SHORT PROBLEM:
Return the items unchanged from their first line down to the line containing "property-cell-text: Drying Temperature", with both ends included.

◇ ◇ ◇

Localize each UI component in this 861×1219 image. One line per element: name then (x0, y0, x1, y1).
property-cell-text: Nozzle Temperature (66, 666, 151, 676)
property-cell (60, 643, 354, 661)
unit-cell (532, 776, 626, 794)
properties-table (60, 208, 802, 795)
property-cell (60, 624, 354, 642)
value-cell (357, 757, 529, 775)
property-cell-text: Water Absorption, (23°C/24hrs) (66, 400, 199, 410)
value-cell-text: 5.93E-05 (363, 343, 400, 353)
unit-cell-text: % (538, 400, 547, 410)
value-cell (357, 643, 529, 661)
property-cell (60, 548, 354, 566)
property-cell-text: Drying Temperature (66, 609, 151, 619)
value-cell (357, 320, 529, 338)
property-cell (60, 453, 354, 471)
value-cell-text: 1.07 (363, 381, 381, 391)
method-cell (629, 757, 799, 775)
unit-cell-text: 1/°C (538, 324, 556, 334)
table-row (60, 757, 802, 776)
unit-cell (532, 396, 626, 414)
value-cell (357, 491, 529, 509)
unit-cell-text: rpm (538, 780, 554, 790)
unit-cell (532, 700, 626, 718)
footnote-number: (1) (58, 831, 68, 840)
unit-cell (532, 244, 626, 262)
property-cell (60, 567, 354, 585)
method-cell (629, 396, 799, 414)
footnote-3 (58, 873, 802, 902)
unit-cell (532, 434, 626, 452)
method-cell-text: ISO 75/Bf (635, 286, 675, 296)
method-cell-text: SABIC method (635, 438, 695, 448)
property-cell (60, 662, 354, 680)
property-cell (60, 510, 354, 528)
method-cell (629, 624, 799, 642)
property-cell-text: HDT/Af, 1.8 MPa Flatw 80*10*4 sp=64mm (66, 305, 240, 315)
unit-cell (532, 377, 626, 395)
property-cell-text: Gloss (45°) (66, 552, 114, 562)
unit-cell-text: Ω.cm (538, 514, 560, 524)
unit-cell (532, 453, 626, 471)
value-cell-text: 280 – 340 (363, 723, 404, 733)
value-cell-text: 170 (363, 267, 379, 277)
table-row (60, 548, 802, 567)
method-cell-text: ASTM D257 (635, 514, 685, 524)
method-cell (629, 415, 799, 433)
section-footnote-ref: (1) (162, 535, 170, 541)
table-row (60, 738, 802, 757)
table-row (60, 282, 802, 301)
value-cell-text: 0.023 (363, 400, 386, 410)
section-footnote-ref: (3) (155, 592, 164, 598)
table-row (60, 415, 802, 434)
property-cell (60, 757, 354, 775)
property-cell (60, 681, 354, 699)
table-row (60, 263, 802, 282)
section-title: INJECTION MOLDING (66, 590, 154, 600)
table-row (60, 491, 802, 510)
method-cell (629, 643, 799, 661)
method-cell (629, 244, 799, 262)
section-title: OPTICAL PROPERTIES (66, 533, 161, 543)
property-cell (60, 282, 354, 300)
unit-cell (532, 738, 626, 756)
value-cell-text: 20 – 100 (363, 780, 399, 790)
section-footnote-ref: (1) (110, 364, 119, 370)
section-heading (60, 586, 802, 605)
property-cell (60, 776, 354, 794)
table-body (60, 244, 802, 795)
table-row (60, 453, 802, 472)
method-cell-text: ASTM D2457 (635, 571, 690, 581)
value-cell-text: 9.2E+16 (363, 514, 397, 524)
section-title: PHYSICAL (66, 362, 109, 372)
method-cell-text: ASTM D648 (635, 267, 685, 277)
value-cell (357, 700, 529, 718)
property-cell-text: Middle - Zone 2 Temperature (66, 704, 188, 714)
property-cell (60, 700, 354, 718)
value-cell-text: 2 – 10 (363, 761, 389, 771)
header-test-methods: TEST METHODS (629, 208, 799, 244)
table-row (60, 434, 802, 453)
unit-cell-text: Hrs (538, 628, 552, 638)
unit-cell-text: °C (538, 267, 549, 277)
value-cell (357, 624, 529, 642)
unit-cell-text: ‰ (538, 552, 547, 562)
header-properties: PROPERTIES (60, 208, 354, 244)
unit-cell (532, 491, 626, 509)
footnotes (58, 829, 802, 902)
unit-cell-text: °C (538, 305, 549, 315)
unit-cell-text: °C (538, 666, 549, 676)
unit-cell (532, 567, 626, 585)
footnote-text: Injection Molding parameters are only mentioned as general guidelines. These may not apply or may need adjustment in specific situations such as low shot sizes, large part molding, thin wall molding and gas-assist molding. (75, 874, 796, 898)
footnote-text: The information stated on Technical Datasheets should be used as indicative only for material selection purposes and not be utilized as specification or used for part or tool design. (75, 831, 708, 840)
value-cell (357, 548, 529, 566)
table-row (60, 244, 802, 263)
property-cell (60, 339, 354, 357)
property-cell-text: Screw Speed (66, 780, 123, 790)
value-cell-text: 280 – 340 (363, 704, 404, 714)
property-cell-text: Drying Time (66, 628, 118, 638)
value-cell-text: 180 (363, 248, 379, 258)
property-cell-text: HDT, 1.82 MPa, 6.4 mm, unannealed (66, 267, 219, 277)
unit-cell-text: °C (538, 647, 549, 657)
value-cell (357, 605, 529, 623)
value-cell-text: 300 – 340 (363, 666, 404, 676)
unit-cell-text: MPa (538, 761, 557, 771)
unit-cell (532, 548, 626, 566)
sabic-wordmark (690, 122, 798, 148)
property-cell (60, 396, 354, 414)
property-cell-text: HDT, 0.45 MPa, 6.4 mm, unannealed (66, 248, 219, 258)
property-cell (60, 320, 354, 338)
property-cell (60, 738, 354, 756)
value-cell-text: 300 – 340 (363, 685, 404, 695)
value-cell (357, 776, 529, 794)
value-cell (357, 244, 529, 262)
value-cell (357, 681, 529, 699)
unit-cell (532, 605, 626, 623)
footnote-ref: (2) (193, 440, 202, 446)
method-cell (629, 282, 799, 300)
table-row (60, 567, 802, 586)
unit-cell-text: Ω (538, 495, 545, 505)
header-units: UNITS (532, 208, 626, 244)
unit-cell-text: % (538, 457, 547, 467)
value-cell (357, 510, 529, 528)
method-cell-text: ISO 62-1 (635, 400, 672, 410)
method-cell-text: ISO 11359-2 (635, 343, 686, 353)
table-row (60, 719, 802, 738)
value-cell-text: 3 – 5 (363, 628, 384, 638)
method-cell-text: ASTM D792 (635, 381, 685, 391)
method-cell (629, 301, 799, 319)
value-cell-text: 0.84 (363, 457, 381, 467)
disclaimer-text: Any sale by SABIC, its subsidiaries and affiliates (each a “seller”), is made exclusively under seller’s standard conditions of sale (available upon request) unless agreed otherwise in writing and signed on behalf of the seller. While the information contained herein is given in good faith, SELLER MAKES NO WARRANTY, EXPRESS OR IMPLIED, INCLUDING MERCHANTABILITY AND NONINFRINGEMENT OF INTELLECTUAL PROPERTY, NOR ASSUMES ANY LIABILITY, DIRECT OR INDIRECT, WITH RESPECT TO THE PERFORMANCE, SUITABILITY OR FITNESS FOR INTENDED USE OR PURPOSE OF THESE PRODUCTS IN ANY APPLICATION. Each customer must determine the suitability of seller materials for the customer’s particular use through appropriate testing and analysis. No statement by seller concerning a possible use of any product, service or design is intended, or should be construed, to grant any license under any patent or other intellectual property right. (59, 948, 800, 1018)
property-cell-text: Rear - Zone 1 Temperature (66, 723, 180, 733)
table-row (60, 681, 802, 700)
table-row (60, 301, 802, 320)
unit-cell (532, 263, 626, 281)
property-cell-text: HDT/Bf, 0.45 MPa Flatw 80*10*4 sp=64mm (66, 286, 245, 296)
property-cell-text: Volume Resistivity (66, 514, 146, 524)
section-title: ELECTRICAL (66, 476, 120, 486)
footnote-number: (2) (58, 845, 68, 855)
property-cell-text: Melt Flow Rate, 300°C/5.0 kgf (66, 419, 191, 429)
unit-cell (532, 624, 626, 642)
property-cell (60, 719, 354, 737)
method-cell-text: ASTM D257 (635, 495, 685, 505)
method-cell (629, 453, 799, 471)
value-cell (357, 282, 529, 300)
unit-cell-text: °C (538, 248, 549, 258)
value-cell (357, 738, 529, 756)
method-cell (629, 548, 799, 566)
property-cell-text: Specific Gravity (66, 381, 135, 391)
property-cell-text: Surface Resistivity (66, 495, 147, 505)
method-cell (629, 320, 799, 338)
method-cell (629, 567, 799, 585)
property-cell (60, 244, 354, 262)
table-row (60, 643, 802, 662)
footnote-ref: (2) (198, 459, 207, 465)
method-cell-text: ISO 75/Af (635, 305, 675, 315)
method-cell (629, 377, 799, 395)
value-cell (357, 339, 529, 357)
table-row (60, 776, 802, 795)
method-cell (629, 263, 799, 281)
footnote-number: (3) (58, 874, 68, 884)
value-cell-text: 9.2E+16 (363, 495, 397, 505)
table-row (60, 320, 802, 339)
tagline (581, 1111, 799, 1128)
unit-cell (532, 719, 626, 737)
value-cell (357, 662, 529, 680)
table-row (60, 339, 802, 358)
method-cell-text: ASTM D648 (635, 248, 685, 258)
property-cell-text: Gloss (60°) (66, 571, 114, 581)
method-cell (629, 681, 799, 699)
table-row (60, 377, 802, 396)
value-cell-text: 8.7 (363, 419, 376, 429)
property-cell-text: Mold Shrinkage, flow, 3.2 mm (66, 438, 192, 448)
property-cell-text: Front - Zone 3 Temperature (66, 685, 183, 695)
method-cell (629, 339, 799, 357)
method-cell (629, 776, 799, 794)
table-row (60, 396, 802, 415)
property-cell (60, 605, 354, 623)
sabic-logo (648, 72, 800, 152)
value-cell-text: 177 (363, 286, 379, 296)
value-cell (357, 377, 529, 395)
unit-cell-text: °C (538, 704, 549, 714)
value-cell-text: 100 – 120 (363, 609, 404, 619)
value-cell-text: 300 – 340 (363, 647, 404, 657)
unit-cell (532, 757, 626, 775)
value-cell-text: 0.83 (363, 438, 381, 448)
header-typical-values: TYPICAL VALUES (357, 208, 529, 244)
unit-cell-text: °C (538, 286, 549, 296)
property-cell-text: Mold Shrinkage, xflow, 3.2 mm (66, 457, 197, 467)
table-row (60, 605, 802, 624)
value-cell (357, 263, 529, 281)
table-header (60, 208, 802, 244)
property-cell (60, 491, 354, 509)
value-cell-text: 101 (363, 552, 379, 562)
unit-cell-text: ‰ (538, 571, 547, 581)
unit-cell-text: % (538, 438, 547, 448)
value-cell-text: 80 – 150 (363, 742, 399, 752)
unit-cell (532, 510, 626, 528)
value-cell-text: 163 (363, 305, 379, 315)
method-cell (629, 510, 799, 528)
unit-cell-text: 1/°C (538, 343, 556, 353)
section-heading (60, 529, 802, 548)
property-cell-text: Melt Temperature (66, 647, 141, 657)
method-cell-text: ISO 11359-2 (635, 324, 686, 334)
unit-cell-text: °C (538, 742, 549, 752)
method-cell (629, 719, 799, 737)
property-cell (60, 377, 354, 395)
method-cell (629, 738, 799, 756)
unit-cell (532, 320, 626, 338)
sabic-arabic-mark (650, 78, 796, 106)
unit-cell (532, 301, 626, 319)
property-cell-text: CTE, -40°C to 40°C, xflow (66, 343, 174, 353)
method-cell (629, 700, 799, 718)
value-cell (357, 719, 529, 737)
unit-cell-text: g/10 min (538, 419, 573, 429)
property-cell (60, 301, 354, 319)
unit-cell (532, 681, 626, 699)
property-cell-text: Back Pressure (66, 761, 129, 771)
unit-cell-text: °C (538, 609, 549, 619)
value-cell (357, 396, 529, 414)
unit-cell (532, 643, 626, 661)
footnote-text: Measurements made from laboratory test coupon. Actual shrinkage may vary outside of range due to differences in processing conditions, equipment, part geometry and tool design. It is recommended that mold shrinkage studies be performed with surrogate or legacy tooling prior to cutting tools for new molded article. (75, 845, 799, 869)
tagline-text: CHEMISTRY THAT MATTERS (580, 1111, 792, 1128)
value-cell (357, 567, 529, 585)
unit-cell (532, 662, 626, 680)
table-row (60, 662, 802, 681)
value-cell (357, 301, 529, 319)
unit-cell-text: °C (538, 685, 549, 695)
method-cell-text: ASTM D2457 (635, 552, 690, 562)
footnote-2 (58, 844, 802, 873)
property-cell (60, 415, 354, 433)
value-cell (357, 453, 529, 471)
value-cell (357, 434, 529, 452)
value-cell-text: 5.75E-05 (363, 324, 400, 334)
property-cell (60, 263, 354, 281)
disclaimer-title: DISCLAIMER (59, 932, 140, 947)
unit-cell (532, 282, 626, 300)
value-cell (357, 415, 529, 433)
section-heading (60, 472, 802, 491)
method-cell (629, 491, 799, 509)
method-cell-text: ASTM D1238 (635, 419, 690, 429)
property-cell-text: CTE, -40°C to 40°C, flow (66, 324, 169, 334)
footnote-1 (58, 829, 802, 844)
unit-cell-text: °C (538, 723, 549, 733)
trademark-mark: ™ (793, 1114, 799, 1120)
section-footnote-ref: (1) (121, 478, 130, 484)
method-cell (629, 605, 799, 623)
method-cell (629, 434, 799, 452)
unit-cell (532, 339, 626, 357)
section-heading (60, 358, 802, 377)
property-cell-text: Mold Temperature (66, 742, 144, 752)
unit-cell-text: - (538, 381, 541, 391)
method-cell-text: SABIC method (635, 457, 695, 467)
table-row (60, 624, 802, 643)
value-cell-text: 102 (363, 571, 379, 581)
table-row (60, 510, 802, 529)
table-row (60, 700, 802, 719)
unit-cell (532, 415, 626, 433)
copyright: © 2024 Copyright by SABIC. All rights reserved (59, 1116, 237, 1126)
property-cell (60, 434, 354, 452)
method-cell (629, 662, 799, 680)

◇ ◇ ◇

RESULT:
Localize each UI component in this 861×1219 image. One line per element: name then (x0, y0, x1, y1).
property-cell-text: Nozzle Temperature (66, 666, 151, 676)
property-cell (60, 643, 354, 661)
unit-cell (532, 776, 626, 794)
properties-table (60, 208, 802, 795)
property-cell (60, 624, 354, 642)
value-cell (357, 757, 529, 775)
property-cell-text: Water Absorption, (23°C/24hrs) (66, 400, 199, 410)
value-cell-text: 5.93E-05 (363, 343, 400, 353)
unit-cell-text: % (538, 400, 547, 410)
value-cell (357, 643, 529, 661)
property-cell (60, 548, 354, 566)
property-cell-text: Drying Temperature (66, 609, 151, 619)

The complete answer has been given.